Given exercise.
Every line that contains the word "left" should be copied out.

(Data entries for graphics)
________________________________________

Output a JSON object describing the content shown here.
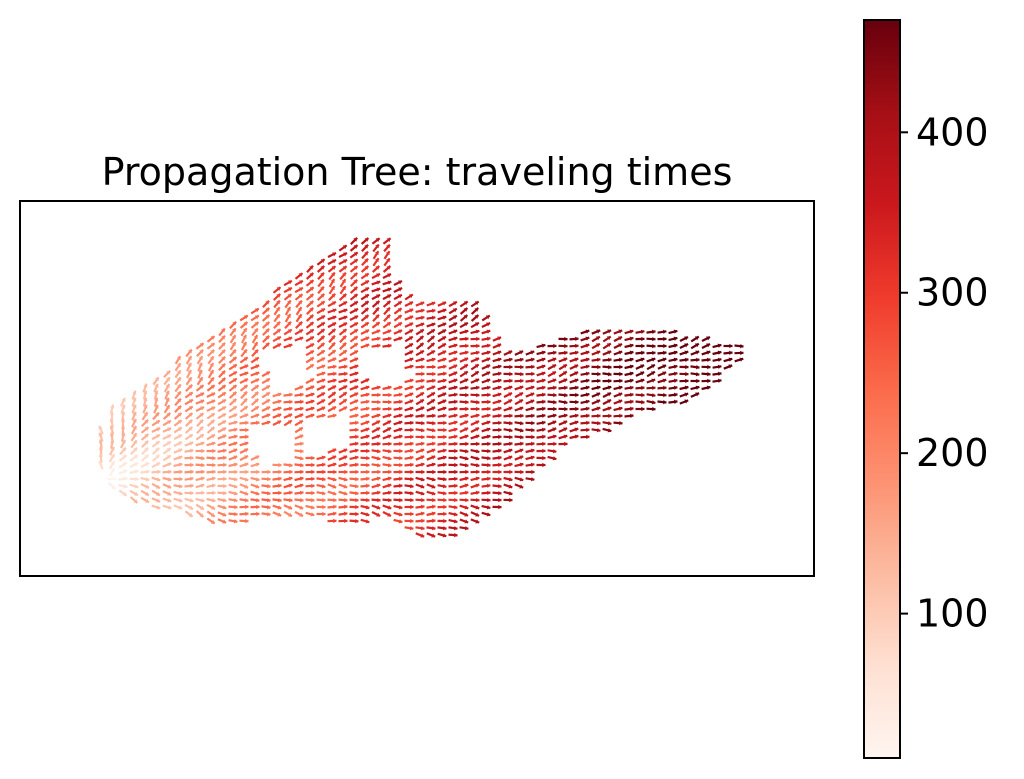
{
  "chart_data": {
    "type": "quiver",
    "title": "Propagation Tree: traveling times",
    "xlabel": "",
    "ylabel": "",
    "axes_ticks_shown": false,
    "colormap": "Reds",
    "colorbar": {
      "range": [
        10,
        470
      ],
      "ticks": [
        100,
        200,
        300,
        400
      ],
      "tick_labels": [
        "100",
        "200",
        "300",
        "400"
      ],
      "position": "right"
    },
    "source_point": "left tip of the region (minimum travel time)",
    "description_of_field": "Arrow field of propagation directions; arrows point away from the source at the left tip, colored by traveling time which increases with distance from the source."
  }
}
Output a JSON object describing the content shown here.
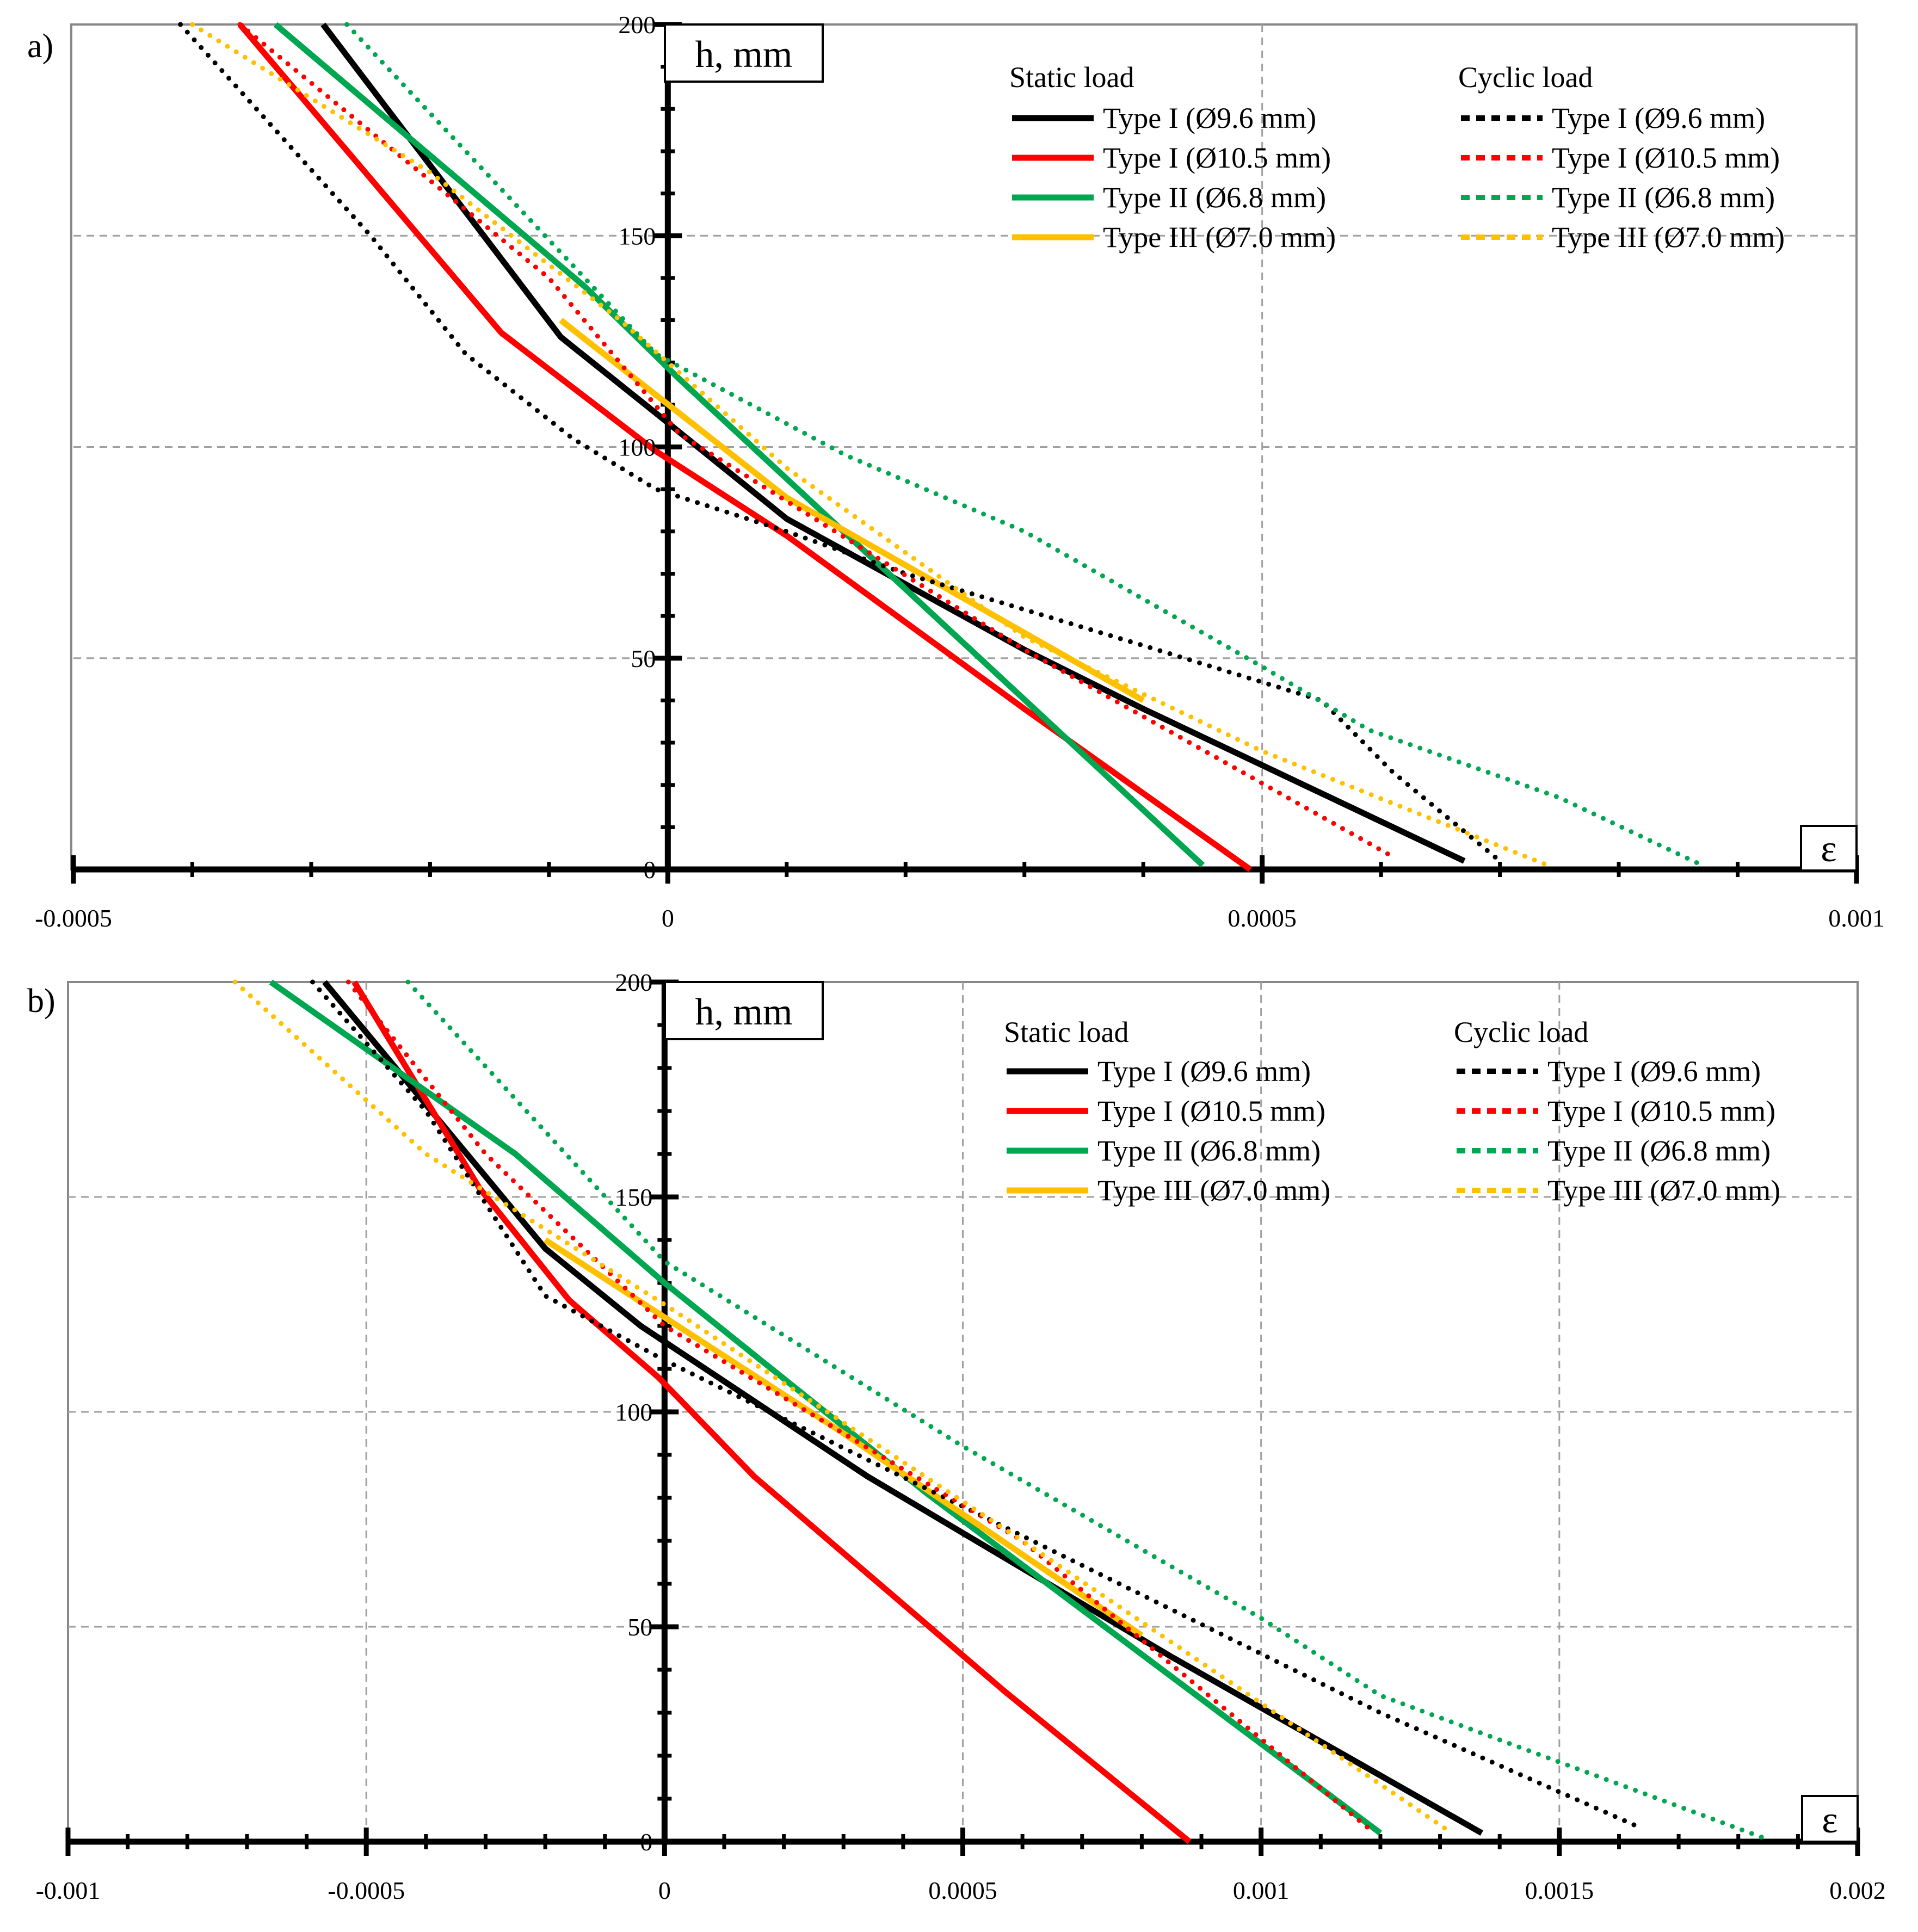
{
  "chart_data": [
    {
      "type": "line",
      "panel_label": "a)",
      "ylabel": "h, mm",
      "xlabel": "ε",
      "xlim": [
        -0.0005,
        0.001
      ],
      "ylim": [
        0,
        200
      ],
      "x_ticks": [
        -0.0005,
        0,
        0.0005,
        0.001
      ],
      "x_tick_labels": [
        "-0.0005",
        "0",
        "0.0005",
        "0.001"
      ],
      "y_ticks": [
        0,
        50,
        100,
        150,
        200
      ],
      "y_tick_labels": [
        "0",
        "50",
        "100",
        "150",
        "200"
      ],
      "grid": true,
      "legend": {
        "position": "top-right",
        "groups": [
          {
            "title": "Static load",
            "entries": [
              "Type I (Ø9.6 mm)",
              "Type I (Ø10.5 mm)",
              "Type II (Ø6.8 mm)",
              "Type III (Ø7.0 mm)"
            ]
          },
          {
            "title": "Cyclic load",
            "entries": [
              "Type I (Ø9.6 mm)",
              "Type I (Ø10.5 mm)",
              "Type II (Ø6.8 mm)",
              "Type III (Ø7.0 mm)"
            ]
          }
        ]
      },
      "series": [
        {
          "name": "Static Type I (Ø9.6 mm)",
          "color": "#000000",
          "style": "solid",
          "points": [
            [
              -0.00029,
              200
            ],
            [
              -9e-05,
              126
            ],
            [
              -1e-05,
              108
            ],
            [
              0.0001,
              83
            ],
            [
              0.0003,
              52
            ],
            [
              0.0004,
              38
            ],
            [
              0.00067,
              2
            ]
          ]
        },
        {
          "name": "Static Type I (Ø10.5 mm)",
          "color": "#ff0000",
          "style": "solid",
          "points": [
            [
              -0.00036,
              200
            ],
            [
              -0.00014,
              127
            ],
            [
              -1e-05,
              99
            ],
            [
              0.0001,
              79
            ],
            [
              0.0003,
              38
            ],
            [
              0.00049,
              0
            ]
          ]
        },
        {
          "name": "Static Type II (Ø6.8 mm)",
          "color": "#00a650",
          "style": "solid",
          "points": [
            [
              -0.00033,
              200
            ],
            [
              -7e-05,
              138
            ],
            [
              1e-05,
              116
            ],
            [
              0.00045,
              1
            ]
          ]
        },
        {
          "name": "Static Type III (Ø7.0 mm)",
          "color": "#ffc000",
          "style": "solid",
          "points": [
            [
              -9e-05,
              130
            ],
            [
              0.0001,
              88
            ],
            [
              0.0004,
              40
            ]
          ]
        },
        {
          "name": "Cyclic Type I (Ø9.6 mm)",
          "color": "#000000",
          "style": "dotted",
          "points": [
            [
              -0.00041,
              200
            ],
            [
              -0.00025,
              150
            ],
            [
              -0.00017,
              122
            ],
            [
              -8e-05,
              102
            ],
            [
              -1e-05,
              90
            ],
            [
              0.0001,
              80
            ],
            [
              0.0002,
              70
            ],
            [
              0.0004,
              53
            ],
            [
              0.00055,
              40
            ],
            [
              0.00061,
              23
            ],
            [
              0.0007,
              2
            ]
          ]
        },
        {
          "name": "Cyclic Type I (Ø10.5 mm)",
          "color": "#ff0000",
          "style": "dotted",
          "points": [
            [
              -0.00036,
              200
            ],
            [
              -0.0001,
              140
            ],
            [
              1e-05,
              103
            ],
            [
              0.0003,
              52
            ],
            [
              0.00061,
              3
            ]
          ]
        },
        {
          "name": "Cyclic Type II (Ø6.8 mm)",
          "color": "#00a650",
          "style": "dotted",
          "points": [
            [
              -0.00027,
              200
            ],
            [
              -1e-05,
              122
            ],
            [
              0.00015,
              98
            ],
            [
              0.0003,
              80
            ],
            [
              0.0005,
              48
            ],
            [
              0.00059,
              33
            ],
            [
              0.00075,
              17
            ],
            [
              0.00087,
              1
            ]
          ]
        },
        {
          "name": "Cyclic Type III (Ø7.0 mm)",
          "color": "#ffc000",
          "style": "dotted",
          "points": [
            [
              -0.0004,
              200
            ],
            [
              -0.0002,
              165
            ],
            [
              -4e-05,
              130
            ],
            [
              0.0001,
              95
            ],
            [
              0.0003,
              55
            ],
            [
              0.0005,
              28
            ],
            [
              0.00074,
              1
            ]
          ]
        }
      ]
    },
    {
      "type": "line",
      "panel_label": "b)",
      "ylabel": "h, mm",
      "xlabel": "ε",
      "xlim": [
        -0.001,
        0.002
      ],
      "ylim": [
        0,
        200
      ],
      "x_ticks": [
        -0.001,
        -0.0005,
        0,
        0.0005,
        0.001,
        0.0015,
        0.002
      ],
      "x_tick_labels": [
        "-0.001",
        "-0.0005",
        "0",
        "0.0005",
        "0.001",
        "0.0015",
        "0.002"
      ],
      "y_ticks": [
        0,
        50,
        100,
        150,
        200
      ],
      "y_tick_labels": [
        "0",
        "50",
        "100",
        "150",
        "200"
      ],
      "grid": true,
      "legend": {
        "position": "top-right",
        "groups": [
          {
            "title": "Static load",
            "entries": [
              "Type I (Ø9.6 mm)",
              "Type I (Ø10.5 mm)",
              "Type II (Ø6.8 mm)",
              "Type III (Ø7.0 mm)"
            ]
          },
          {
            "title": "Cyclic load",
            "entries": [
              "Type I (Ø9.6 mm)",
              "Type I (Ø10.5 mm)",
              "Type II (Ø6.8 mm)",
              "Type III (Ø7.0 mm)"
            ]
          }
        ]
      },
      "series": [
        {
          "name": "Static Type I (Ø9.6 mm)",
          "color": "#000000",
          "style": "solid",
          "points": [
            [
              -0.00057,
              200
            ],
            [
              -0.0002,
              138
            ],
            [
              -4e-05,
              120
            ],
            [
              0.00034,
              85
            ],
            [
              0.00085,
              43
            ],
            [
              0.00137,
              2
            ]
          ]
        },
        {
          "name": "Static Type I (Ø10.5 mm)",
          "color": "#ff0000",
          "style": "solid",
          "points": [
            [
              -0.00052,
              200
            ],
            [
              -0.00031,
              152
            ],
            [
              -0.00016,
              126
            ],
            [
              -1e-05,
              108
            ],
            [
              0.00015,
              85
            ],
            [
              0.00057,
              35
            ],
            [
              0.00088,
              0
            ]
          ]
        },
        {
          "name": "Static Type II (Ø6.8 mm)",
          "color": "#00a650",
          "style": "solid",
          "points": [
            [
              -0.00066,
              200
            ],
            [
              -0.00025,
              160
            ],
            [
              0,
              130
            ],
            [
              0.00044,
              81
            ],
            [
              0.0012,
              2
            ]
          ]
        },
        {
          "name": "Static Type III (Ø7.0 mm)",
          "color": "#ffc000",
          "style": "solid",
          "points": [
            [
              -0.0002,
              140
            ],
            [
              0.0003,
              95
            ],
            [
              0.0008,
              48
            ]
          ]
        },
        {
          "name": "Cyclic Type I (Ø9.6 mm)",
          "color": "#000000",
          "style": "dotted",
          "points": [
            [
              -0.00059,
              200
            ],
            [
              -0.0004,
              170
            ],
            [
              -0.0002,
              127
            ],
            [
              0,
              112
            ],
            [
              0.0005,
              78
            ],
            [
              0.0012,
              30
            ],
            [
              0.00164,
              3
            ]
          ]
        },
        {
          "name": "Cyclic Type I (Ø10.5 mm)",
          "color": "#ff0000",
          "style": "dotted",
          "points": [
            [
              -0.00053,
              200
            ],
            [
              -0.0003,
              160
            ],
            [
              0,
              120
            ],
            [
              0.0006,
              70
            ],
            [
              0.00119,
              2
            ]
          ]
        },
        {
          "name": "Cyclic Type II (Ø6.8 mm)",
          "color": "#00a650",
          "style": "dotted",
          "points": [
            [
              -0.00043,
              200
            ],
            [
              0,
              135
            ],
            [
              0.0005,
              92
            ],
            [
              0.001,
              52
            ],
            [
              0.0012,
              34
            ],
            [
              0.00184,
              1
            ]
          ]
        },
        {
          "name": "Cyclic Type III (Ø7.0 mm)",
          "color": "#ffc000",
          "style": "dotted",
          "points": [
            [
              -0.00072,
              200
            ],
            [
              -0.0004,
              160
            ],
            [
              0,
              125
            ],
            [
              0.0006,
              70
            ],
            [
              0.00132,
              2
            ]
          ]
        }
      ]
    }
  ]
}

________________________________________

Correct answer.
    "source_point": "left tip of the region (minimum travel time)",
    "description_of_field": "Arrow field of propagation directions; arrows point away from the source at the left tip, colored by traveling time which increases with distance from the source."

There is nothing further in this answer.